◆ AVAILABLE RECORDS
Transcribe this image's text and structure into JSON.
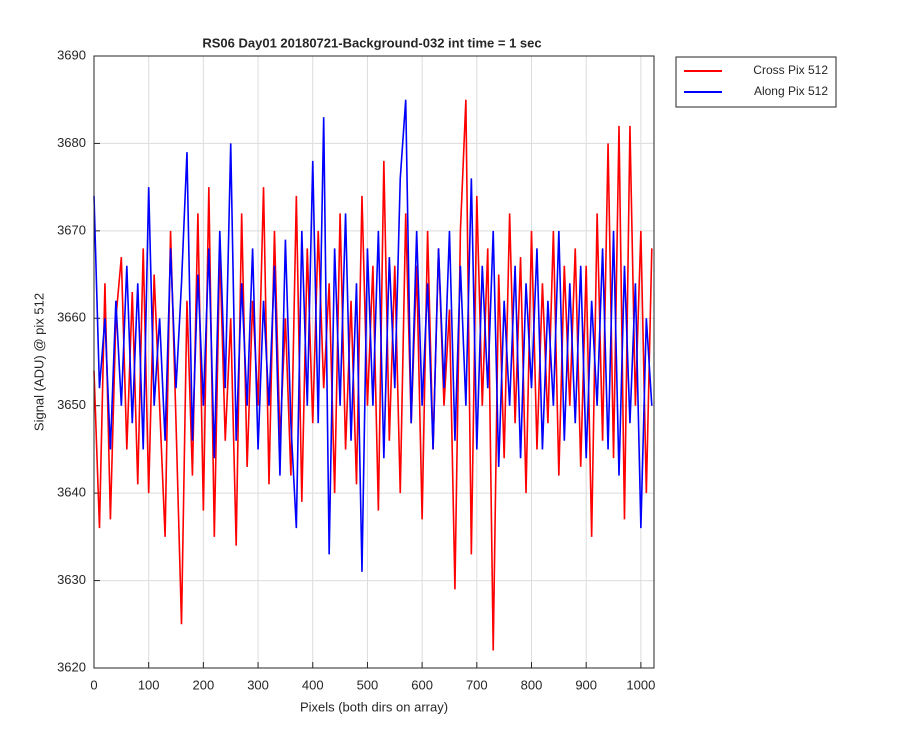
{
  "chart_data": {
    "type": "line",
    "title": "RS06 Day01 20180721-Background-032 int time = 1 sec",
    "xlabel": "Pixels (both dirs on array)",
    "ylabel": "Signal (ADU) @ pix 512",
    "x": [
      0,
      10,
      20,
      30,
      40,
      50,
      60,
      70,
      80,
      90,
      100,
      110,
      120,
      130,
      140,
      150,
      160,
      170,
      180,
      190,
      200,
      210,
      220,
      230,
      240,
      250,
      260,
      270,
      280,
      290,
      300,
      310,
      320,
      330,
      340,
      350,
      360,
      370,
      380,
      390,
      400,
      410,
      420,
      430,
      440,
      450,
      460,
      470,
      480,
      490,
      500,
      510,
      520,
      530,
      540,
      550,
      560,
      570,
      580,
      590,
      600,
      610,
      620,
      630,
      640,
      650,
      660,
      670,
      680,
      690,
      700,
      710,
      720,
      730,
      740,
      750,
      760,
      770,
      780,
      790,
      800,
      810,
      820,
      830,
      840,
      850,
      860,
      870,
      880,
      890,
      900,
      910,
      920,
      930,
      940,
      950,
      960,
      970,
      980,
      990,
      1000,
      1010,
      1020
    ],
    "series": [
      {
        "name": "Cross Pix 512",
        "color": "#ff0000",
        "values": [
          3654,
          3636,
          3664,
          3637,
          3660,
          3667,
          3645,
          3663,
          3641,
          3668,
          3640,
          3665,
          3650,
          3635,
          3670,
          3648,
          3625,
          3662,
          3642,
          3672,
          3638,
          3675,
          3635,
          3668,
          3646,
          3660,
          3634,
          3672,
          3643,
          3662,
          3650,
          3675,
          3641,
          3670,
          3646,
          3660,
          3642,
          3674,
          3639,
          3668,
          3648,
          3670,
          3652,
          3664,
          3640,
          3672,
          3645,
          3662,
          3641,
          3674,
          3650,
          3666,
          3638,
          3678,
          3646,
          3666,
          3640,
          3672,
          3648,
          3666,
          3637,
          3670,
          3645,
          3668,
          3650,
          3661,
          3629,
          3670,
          3685,
          3633,
          3674,
          3650,
          3668,
          3622,
          3665,
          3644,
          3672,
          3648,
          3667,
          3640,
          3670,
          3645,
          3664,
          3648,
          3670,
          3642,
          3666,
          3650,
          3668,
          3643,
          3666,
          3635,
          3672,
          3646,
          3680,
          3644,
          3682,
          3637,
          3682,
          3650,
          3670,
          3640,
          3668
        ]
      },
      {
        "name": "Along Pix 512",
        "color": "#0000ff",
        "values": [
          3674,
          3652,
          3660,
          3645,
          3662,
          3650,
          3666,
          3648,
          3664,
          3645,
          3675,
          3650,
          3660,
          3646,
          3668,
          3652,
          3664,
          3679,
          3646,
          3665,
          3650,
          3668,
          3644,
          3670,
          3652,
          3680,
          3646,
          3664,
          3650,
          3668,
          3645,
          3662,
          3650,
          3666,
          3642,
          3669,
          3648,
          3636,
          3670,
          3650,
          3678,
          3648,
          3683,
          3633,
          3668,
          3650,
          3672,
          3646,
          3664,
          3631,
          3668,
          3650,
          3670,
          3644,
          3667,
          3652,
          3676,
          3685,
          3648,
          3670,
          3650,
          3664,
          3645,
          3668,
          3652,
          3670,
          3646,
          3666,
          3650,
          3676,
          3645,
          3666,
          3652,
          3670,
          3643,
          3662,
          3650,
          3666,
          3644,
          3664,
          3652,
          3668,
          3645,
          3662,
          3650,
          3670,
          3646,
          3664,
          3648,
          3666,
          3644,
          3662,
          3650,
          3668,
          3645,
          3670,
          3642,
          3666,
          3648,
          3664,
          3636,
          3660,
          3650
        ]
      }
    ],
    "xlim": [
      0,
      1024
    ],
    "ylim": [
      3620,
      3690
    ],
    "xticks": [
      0,
      100,
      200,
      300,
      400,
      500,
      600,
      700,
      800,
      900,
      1000
    ],
    "yticks": [
      3620,
      3630,
      3640,
      3650,
      3660,
      3670,
      3680,
      3690
    ],
    "grid": true,
    "legend": "outside-top-right"
  }
}
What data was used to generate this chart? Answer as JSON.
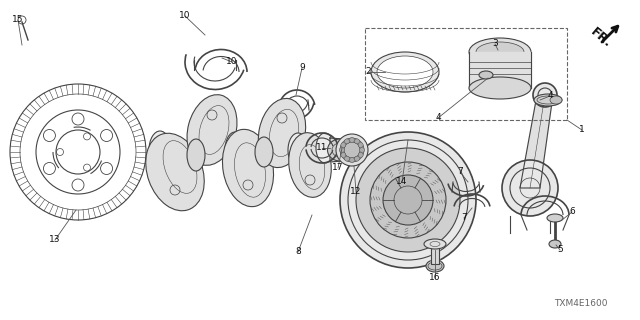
{
  "bg_color": "#ffffff",
  "lc": "#444444",
  "diagram_code": "TXM4E1600",
  "labels": [
    [
      "15",
      18,
      22
    ],
    [
      "13",
      60,
      238
    ],
    [
      "10",
      185,
      18
    ],
    [
      "10",
      228,
      62
    ],
    [
      "9",
      295,
      68
    ],
    [
      "11",
      320,
      148
    ],
    [
      "17",
      330,
      168
    ],
    [
      "8",
      295,
      248
    ],
    [
      "12",
      335,
      188
    ],
    [
      "2",
      375,
      62
    ],
    [
      "4",
      436,
      118
    ],
    [
      "3",
      490,
      48
    ],
    [
      "4",
      545,
      98
    ],
    [
      "1",
      580,
      128
    ],
    [
      "14",
      400,
      185
    ],
    [
      "7",
      460,
      175
    ],
    [
      "7",
      462,
      215
    ],
    [
      "16",
      435,
      278
    ],
    [
      "6",
      565,
      210
    ],
    [
      "5",
      555,
      248
    ]
  ]
}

◆ TASK DESCRIPTION
Your copy of the data should match it exactly, except that pictures are left out.

◆ WRITTEN RESPONSE
Transcribe this image's text and structure into JSON.
{
  "chart_data": {
    "type": "line",
    "title": "RS06 Day01 20180721-Background-032 int time = 1 sec",
    "xlabel": "Pixels (both dirs on array)",
    "ylabel": "Signal (ADU) @ pix 512",
    "x": [
      0,
      10,
      20,
      30,
      40,
      50,
      60,
      70,
      80,
      90,
      100,
      110,
      120,
      130,
      140,
      150,
      160,
      170,
      180,
      190,
      200,
      210,
      220,
      230,
      240,
      250,
      260,
      270,
      280,
      290,
      300,
      310,
      320,
      330,
      340,
      350,
      360,
      370,
      380,
      390,
      400,
      410,
      420,
      430,
      440,
      450,
      460,
      470,
      480,
      490,
      500,
      510,
      520,
      530,
      540,
      550,
      560,
      570,
      580,
      590,
      600,
      610,
      620,
      630,
      640,
      650,
      660,
      670,
      680,
      690,
      700,
      710,
      720,
      730,
      740,
      750,
      760,
      770,
      780,
      790,
      800,
      810,
      820,
      830,
      840,
      850,
      860,
      870,
      880,
      890,
      900,
      910,
      920,
      930,
      940,
      950,
      960,
      970,
      980,
      990,
      1000,
      1010,
      1020
    ],
    "series": [
      {
        "name": "Cross Pix 512",
        "color": "#ff0000",
        "values": [
          3654,
          3636,
          3664,
          3637,
          3660,
          3667,
          3645,
          3663,
          3641,
          3668,
          3640,
          3665,
          3650,
          3635,
          3670,
          3648,
          3625,
          3662,
          3642,
          3672,
          3638,
          3675,
          3635,
          3668,
          3646,
          3660,
          3634,
          3672,
          3643,
          3662,
          3650,
          3675,
          3641,
          3670,
          3646,
          3660,
          3642,
          3674,
          3639,
          3668,
          3648,
          3670,
          3652,
          3664,
          3640,
          3672,
          3645,
          3662,
          3641,
          3674,
          3650,
          3666,
          3638,
          3678,
          3646,
          3666,
          3640,
          3672,
          3648,
          3666,
          3637,
          3670,
          3645,
          3668,
          3650,
          3661,
          3629,
          3670,
          3685,
          3633,
          3674,
          3650,
          3668,
          3622,
          3665,
          3644,
          3672,
          3648,
          3667,
          3640,
          3670,
          3645,
          3664,
          3648,
          3670,
          3642,
          3666,
          3650,
          3668,
          3643,
          3666,
          3635,
          3672,
          3646,
          3680,
          3644,
          3682,
          3637,
          3682,
          3650,
          3670,
          3640,
          3668
        ]
      },
      {
        "name": "Along Pix 512",
        "color": "#0000ff",
        "values": [
          3674,
          3652,
          3660,
          3645,
          3662,
          3650,
          3666,
          3648,
          3664,
          3645,
          3675,
          3650,
          3660,
          3646,
          3668,
          3652,
          3664,
          3679,
          3646,
          3665,
          3650,
          3668,
          3644,
          3670,
          3652,
          3680,
          3646,
          3664,
          3650,
          3668,
          3645,
          3662,
          3650,
          3666,
          3642,
          3669,
          3648,
          3636,
          3670,
          3650,
          3678,
          3648,
          3683,
          3633,
          3668,
          3650,
          3672,
          3646,
          3664,
          3631,
          3668,
          3650,
          3670,
          3644,
          3667,
          3652,
          3676,
          3685,
          3648,
          3670,
          3650,
          3664,
          3645,
          3668,
          3652,
          3670,
          3646,
          3666,
          3650,
          3676,
          3645,
          3666,
          3652,
          3670,
          3643,
          3662,
          3650,
          3666,
          3644,
          3664,
          3652,
          3668,
          3645,
          3662,
          3650,
          3670,
          3646,
          3664,
          3648,
          3666,
          3644,
          3662,
          3650,
          3668,
          3645,
          3670,
          3642,
          3666,
          3648,
          3664,
          3636,
          3660,
          3650
        ]
      }
    ],
    "xlim": [
      0,
      1024
    ],
    "ylim": [
      3620,
      3690
    ],
    "xticks": [
      0,
      100,
      200,
      300,
      400,
      500,
      600,
      700,
      800,
      900,
      1000
    ],
    "yticks": [
      3620,
      3630,
      3640,
      3650,
      3660,
      3670,
      3680,
      3690
    ],
    "grid": true,
    "legend": "outside-top-right"
  }
}
What data was used to generate this chart? Answer as JSON.
{
  "bg_color": "#ffffff",
  "lc": "#444444",
  "diagram_code": "TXM4E1600",
  "labels": [
    [
      "15",
      18,
      22
    ],
    [
      "13",
      60,
      238
    ],
    [
      "10",
      185,
      18
    ],
    [
      "10",
      228,
      62
    ],
    [
      "9",
      295,
      68
    ],
    [
      "11",
      320,
      148
    ],
    [
      "17",
      330,
      168
    ],
    [
      "8",
      295,
      248
    ],
    [
      "12",
      335,
      188
    ],
    [
      "2",
      375,
      62
    ],
    [
      "4",
      436,
      118
    ],
    [
      "3",
      490,
      48
    ],
    [
      "4",
      545,
      98
    ],
    [
      "1",
      580,
      128
    ],
    [
      "14",
      400,
      185
    ],
    [
      "7",
      460,
      175
    ],
    [
      "7",
      462,
      215
    ],
    [
      "16",
      435,
      278
    ],
    [
      "6",
      565,
      210
    ],
    [
      "5",
      555,
      248
    ]
  ]
}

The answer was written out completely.